What do a 2016 Brooklynite, 1970s senator’s wife and ancient Jewish hero have in common? A lot more than you’d think. “The Book of V.” by Anna Solomon threads together the stories of three women during three distinctly different eras, yet somehow finds these characters repeating eerily similar refrains. In 2016, Lily agonizes over maintaining a feminist perspective on her identity as a stay-at-home mom and second wife. During Nixon's "reign," Vivian is publicly humiliated when her senator husband reveals a dark side of himself. And the backbone behind both of these narratives is the story of Esther, the orphaned Hebrew girl who will become the Queen of Persia.
Solomon’s fascination with the Book of Esther’s contradictions, the almost mythical setting of Cambridge, Massachusetts, and her own naiveté about modern gender equality come together in her epic third novel.

☆ ☆ ☆

**Exercise tasks**.
1: Summarize the review of "The Book of V." in two sentences.
2: Carry the review of "The Book of V." forward from its final sentence.
The data that come next are from a separate source.

**Coordinate annotation data**.
☆ ☆ ☆

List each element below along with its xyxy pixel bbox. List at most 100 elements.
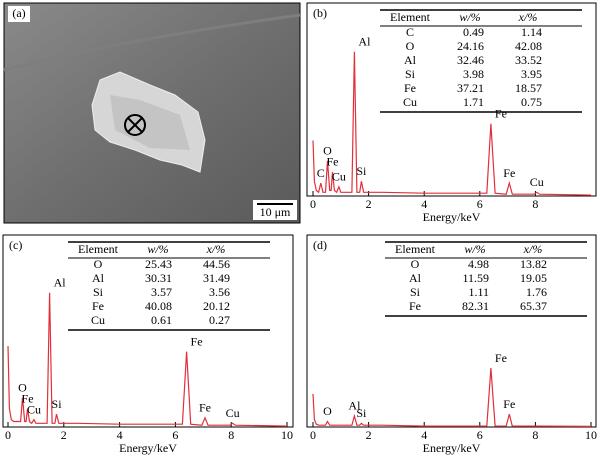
table-header: Element (78, 242, 119, 256)
panel-frame (306, 2, 597, 197)
table-cell: Al (404, 53, 417, 67)
analysis-point (124, 114, 146, 136)
table-header: Element (390, 10, 431, 24)
spectrum-line (312, 368, 592, 427)
panel-label: (c) (9, 238, 22, 252)
panel-frame (2, 234, 294, 428)
table-cell: Cu (403, 95, 417, 109)
table-cell: 32.46 (457, 53, 484, 67)
table-cell: O (411, 257, 420, 271)
peak-label: Al (54, 275, 67, 289)
table-cell: 31.49 (203, 271, 230, 285)
table-header: x/% (523, 242, 543, 256)
table-cell: 20.12 (203, 299, 230, 313)
x-axis-label: Energy/keV (423, 210, 481, 224)
table-header: w/% (459, 10, 480, 24)
spectrum-line (312, 51, 592, 196)
peak-label: Fe (495, 351, 507, 365)
table-cell: 42.08 (515, 39, 542, 53)
x-tick-label: 8 (532, 428, 538, 442)
x-tick-label: 0 (310, 197, 316, 211)
x-tick-label: 2 (366, 428, 372, 442)
table-cell: Cu (91, 313, 105, 327)
table-cell: 0.61 (151, 313, 172, 327)
x-tick-label: 6 (477, 197, 483, 211)
x-tick-label: 0 (310, 428, 316, 442)
label-box (8, 6, 30, 22)
table-cell: 0.27 (209, 313, 230, 327)
table-cell: 1.76 (526, 285, 547, 299)
x-tick-label: 8 (228, 428, 234, 442)
x-tick-label: 4 (117, 428, 123, 442)
table-cell: Fe (404, 81, 416, 95)
table-header: Element (395, 242, 436, 256)
table-cell: C (406, 25, 414, 39)
table-cell: 82.31 (462, 299, 489, 313)
table-cell: Si (405, 67, 416, 81)
peak-label: Si (356, 406, 367, 420)
peak-label: Fe (503, 397, 515, 411)
table-cell: Al (409, 271, 422, 285)
table-cell: 37.21 (457, 81, 484, 95)
table-cell: 30.31 (145, 271, 172, 285)
peak-label: Cu (226, 406, 240, 420)
table-cell: 3.95 (521, 67, 542, 81)
peak-label: Si (356, 164, 367, 178)
x-tick-label: 10 (281, 428, 293, 442)
table-cell: Si (93, 285, 104, 299)
peak-label: Fe (22, 391, 34, 405)
panel-label: (b) (313, 6, 327, 20)
table-cell: 4.98 (468, 257, 489, 271)
peak-label: Fe (191, 334, 203, 348)
x-axis-label: Energy/keV (119, 441, 177, 455)
table-cell: 3.56 (209, 285, 230, 299)
table-cell: 3.57 (151, 285, 172, 299)
x-tick-label: 6 (477, 428, 483, 442)
peak-label: O (18, 380, 27, 394)
spectrum-line (7, 292, 288, 427)
panel-frame (306, 234, 597, 428)
table-cell: 11.59 (462, 271, 489, 285)
table-header: x/% (206, 242, 226, 256)
sem-texture (3, 13, 301, 72)
x-tick-label: 0 (5, 428, 11, 442)
table-header: w/% (147, 242, 168, 256)
table-cell: Si (410, 285, 421, 299)
table-header: x/% (518, 10, 538, 24)
table-cell: 13.82 (520, 257, 547, 271)
sem-image: (a) 10 μm (3, 2, 301, 224)
peak-label: Si (52, 397, 63, 411)
panel-label: (d) (313, 238, 327, 252)
peak-label: Al (348, 399, 361, 413)
x-tick-label: 2 (61, 428, 67, 442)
peak-label: Fe (199, 401, 211, 415)
table-cell: 1.11 (468, 285, 489, 299)
peak-label: O (323, 144, 332, 158)
x-tick-label: 8 (532, 197, 538, 211)
table-cell: 25.43 (145, 257, 172, 271)
peak-label: C (317, 166, 325, 180)
table-cell: 18.57 (515, 81, 542, 95)
scale-label: 10 μm (260, 205, 291, 219)
table-cell: 33.52 (515, 53, 542, 67)
table-cell: O (94, 257, 103, 271)
x-tick-label: 10 (585, 428, 597, 442)
peak-label: Cu (332, 170, 346, 184)
table-cell: 1.71 (463, 95, 484, 109)
peak-label: Fe (503, 166, 515, 180)
table-cell: 3.98 (463, 67, 484, 81)
x-tick-label: 4 (421, 197, 427, 211)
peak-label: Cu (530, 175, 544, 189)
table-cell: 44.56 (203, 257, 230, 271)
table-cell: 65.37 (520, 299, 547, 313)
table-cell: Fe (92, 299, 104, 313)
table-header: w/% (464, 242, 485, 256)
table-cell: O (406, 39, 415, 53)
x-axis-label: Energy/keV (423, 441, 481, 455)
table-cell: 0.75 (521, 95, 542, 109)
peak-label: Al (358, 34, 371, 48)
table-cell: 1.14 (521, 25, 542, 39)
x-tick-label: 4 (421, 428, 427, 442)
peak-label: Fe (326, 155, 338, 169)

☆ ☆ ☆

**Per-task outputs**.
1: Anna Solomon's "The Book of V." weaves together the stories of three women from three very different eras: Lily, a stay-at-home mom and second wife in 2016 Brooklyn; Vivian, a senator's wife publicly humiliated in the Nixon era; and Esther, the orphaned Hebrew girl who becomes Queen of Persia. This third novel grew out of Solomon's fascination with the contradictions in the Book of Esther, the almost mythical setting of Cambridge, Massachusetts, and her own naiveté about modern gender equality.

2:
The Book of Esther is a story from the Hebrew Bible about a humble Jewish girl who becomes the queen of Persia and saves her people from being killed. It wasn’t until Solomon revisited the story as an adult that she realized even a children’s book version of the story doesn’t make a lot of sense. The narrative contains plot holes, and Solomon found its basis to be offensive. (Esther becomes queen after the king’s first wife, Queen Vashti, is exiled — or possibly killed — for not parading around naked for the king and his friends.) But Solomon was interested in discussing the story with her children so they could understand the heart of the festival of Purim.
Growing up, Solomon’s family belonged to Temple Ahavat Achim in Gloucester, one of the few synagogues on Cape Ann. The tight-knit congregation would come together for a pageant during Purim where the children paraded their costumes around a brick hall. “There was this festive air,” Solomon says. “There was this whole spiel which the adults would perform and the humor in it really stuck with me. I didn’t know then, but the adults were probably drinking.”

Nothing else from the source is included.